Directions
Could you extract every entry below and reproduce it exactly?

Entries supplied
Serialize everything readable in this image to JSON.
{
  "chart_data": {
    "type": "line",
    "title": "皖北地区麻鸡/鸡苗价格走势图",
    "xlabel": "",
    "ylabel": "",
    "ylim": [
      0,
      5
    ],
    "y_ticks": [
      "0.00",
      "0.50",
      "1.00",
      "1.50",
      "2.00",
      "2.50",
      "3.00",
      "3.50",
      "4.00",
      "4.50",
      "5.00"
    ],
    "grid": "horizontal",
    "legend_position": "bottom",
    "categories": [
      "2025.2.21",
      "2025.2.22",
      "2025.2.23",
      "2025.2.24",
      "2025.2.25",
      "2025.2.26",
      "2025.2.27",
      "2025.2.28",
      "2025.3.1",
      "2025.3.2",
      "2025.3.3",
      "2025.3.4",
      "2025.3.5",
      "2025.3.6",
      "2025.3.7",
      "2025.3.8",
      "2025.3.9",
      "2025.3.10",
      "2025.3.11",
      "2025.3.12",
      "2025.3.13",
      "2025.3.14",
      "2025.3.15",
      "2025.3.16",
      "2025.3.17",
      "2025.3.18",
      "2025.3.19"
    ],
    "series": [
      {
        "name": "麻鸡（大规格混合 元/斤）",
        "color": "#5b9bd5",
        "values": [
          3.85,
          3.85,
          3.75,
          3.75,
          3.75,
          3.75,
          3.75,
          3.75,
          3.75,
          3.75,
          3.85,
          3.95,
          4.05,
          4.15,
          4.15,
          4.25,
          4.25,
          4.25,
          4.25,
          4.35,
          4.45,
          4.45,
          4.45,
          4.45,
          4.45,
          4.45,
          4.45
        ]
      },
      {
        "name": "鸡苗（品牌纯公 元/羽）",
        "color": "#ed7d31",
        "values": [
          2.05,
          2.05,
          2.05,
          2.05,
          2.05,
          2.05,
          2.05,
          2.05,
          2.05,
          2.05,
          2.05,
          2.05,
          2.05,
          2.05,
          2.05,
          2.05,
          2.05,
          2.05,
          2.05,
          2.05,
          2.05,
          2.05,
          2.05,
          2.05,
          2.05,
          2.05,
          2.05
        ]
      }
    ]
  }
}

Finished task
Serialize everything readable in this image to JSON.
{
  "chart_data": {
    "type": "line",
    "title": "皖北地区麻鸡/鸡苗价格走势图",
    "xlabel": "",
    "ylabel": "",
    "ylim": [
      0,
      5
    ],
    "y_ticks": [
      "0.00",
      "0.50",
      "1.00",
      "1.50",
      "2.00",
      "2.50",
      "3.00",
      "3.50",
      "4.00",
      "4.50",
      "5.00"
    ],
    "grid": "horizontal",
    "legend_position": "bottom",
    "categories": [
      "2025.2.21",
      "2025.2.22",
      "2025.2.23",
      "2025.2.24",
      "2025.2.25",
      "2025.2.26",
      "2025.2.27",
      "2025.2.28",
      "2025.3.1",
      "2025.3.2",
      "2025.3.3",
      "2025.3.4",
      "2025.3.5",
      "2025.3.6",
      "2025.3.7",
      "2025.3.8",
      "2025.3.9",
      "2025.3.10",
      "2025.3.11",
      "2025.3.12",
      "2025.3.13",
      "2025.3.14",
      "2025.3.15",
      "2025.3.16",
      "2025.3.17",
      "2025.3.18",
      "2025.3.19"
    ],
    "series": [
      {
        "name": "麻鸡（大规格混合 元/斤）",
        "color": "#5b9bd5",
        "values": [
          3.85,
          3.85,
          3.75,
          3.75,
          3.75,
          3.75,
          3.75,
          3.75,
          3.75,
          3.75,
          3.85,
          3.95,
          4.05,
          4.15,
          4.15,
          4.25,
          4.25,
          4.25,
          4.25,
          4.35,
          4.45,
          4.45,
          4.45,
          4.45,
          4.45,
          4.45,
          4.45
        ]
      },
      {
        "name": "鸡苗（品牌纯公 元/羽）",
        "color": "#ed7d31",
        "values": [
          2.05,
          2.05,
          2.05,
          2.05,
          2.05,
          2.05,
          2.05,
          2.05,
          2.05,
          2.05,
          2.05,
          2.05,
          2.05,
          2.05,
          2.05,
          2.05,
          2.05,
          2.05,
          2.05,
          2.05,
          2.05,
          2.05,
          2.05,
          2.05,
          2.05,
          2.05,
          2.05
        ]
      }
    ]
  }
}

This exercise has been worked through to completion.